→ **Data excerpts**
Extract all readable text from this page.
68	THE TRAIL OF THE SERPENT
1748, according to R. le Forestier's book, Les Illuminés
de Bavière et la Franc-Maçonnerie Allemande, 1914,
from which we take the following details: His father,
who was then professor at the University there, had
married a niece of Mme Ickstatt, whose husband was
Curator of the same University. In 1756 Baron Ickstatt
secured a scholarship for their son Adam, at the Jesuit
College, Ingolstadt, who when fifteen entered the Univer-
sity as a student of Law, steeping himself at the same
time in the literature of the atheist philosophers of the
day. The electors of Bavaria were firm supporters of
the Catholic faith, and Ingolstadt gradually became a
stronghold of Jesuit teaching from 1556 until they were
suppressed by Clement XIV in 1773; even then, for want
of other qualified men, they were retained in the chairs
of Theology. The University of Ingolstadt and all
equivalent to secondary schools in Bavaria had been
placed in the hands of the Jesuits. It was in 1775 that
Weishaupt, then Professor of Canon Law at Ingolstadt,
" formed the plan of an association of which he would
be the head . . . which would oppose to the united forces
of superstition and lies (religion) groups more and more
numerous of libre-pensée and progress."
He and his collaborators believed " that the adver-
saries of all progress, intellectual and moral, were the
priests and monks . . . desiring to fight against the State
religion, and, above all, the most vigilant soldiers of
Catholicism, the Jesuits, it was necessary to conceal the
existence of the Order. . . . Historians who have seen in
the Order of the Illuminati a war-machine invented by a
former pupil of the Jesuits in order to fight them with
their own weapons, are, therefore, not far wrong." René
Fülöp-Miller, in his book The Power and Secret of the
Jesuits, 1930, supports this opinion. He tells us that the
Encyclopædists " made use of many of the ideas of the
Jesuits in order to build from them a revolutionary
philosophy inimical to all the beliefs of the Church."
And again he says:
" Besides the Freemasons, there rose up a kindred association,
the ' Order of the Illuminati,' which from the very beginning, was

→ **What the task asks**
Show the lines that mention the word "them".

→ **Task answer**
former pupil of the Jesuits in order to fight them with
Jesuits in order to build from them a revolutionary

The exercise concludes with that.